WORK REQUIRED: Transcribe all of the material below word for word and leave out its pictures.

##### GIVEN INFORMATION #####

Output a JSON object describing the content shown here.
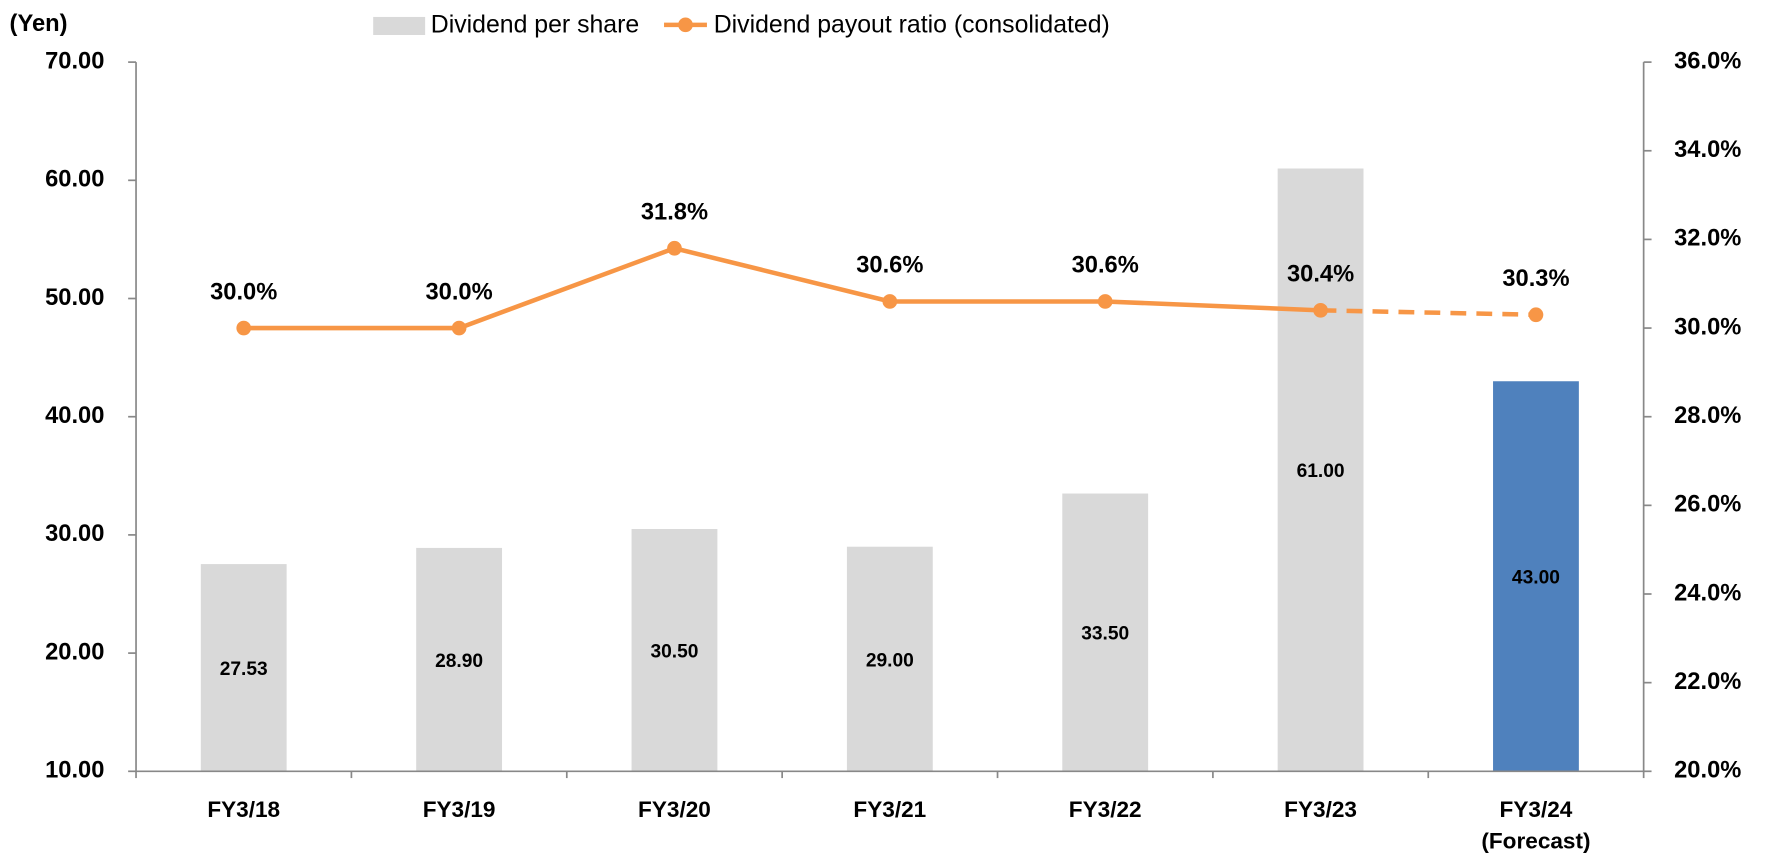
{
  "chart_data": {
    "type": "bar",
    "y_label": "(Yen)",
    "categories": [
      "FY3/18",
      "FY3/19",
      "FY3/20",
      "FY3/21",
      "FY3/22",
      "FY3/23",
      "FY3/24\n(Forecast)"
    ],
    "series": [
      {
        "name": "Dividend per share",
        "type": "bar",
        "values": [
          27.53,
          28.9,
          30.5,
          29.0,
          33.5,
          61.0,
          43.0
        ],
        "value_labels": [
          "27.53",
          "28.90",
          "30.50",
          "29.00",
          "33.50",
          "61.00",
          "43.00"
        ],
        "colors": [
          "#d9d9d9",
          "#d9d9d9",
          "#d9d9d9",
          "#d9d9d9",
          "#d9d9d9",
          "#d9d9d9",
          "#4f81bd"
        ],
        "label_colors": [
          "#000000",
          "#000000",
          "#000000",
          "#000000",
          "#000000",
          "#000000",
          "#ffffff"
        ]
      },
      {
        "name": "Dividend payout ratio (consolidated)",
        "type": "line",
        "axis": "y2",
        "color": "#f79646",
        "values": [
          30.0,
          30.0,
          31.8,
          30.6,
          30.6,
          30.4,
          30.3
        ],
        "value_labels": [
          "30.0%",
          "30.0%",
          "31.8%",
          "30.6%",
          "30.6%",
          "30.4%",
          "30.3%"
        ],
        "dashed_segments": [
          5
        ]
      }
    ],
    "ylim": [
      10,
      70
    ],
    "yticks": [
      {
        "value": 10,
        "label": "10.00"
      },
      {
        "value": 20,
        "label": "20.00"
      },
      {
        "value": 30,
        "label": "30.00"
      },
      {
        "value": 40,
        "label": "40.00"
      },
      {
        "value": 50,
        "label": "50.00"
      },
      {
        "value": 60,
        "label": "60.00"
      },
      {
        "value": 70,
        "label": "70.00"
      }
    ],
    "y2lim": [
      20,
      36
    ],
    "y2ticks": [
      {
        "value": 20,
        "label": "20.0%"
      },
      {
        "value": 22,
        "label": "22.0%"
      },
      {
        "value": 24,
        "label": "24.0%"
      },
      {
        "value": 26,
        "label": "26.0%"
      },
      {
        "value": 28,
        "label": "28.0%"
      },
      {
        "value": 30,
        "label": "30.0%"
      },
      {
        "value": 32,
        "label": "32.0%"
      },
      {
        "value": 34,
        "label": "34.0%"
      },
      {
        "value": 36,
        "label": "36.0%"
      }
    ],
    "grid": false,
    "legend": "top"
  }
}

#####

CORRECT OUTPUT:
Output a JSON object describing the content shown here.
{
  "chart_data": {
    "type": "bar",
    "y_label": "(Yen)",
    "categories": [
      "FY3/18",
      "FY3/19",
      "FY3/20",
      "FY3/21",
      "FY3/22",
      "FY3/23",
      "FY3/24\n(Forecast)"
    ],
    "series": [
      {
        "name": "Dividend per share",
        "type": "bar",
        "values": [
          27.53,
          28.9,
          30.5,
          29.0,
          33.5,
          61.0,
          43.0
        ],
        "value_labels": [
          "27.53",
          "28.90",
          "30.50",
          "29.00",
          "33.50",
          "61.00",
          "43.00"
        ],
        "colors": [
          "#d9d9d9",
          "#d9d9d9",
          "#d9d9d9",
          "#d9d9d9",
          "#d9d9d9",
          "#d9d9d9",
          "#4f81bd"
        ],
        "label_colors": [
          "#000000",
          "#000000",
          "#000000",
          "#000000",
          "#000000",
          "#000000",
          "#ffffff"
        ]
      },
      {
        "name": "Dividend payout ratio (consolidated)",
        "type": "line",
        "axis": "y2",
        "color": "#f79646",
        "values": [
          30.0,
          30.0,
          31.8,
          30.6,
          30.6,
          30.4,
          30.3
        ],
        "value_labels": [
          "30.0%",
          "30.0%",
          "31.8%",
          "30.6%",
          "30.6%",
          "30.4%",
          "30.3%"
        ],
        "dashed_segments": [
          5
        ]
      }
    ],
    "ylim": [
      10,
      70
    ],
    "yticks": [
      {
        "value": 10,
        "label": "10.00"
      },
      {
        "value": 20,
        "label": "20.00"
      },
      {
        "value": 30,
        "label": "30.00"
      },
      {
        "value": 40,
        "label": "40.00"
      },
      {
        "value": 50,
        "label": "50.00"
      },
      {
        "value": 60,
        "label": "60.00"
      },
      {
        "value": 70,
        "label": "70.00"
      }
    ],
    "y2lim": [
      20,
      36
    ],
    "y2ticks": [
      {
        "value": 20,
        "label": "20.0%"
      },
      {
        "value": 22,
        "label": "22.0%"
      },
      {
        "value": 24,
        "label": "24.0%"
      },
      {
        "value": 26,
        "label": "26.0%"
      },
      {
        "value": 28,
        "label": "28.0%"
      },
      {
        "value": 30,
        "label": "30.0%"
      },
      {
        "value": 32,
        "label": "32.0%"
      },
      {
        "value": 34,
        "label": "34.0%"
      },
      {
        "value": 36,
        "label": "36.0%"
      }
    ],
    "grid": false,
    "legend": "top"
  }
}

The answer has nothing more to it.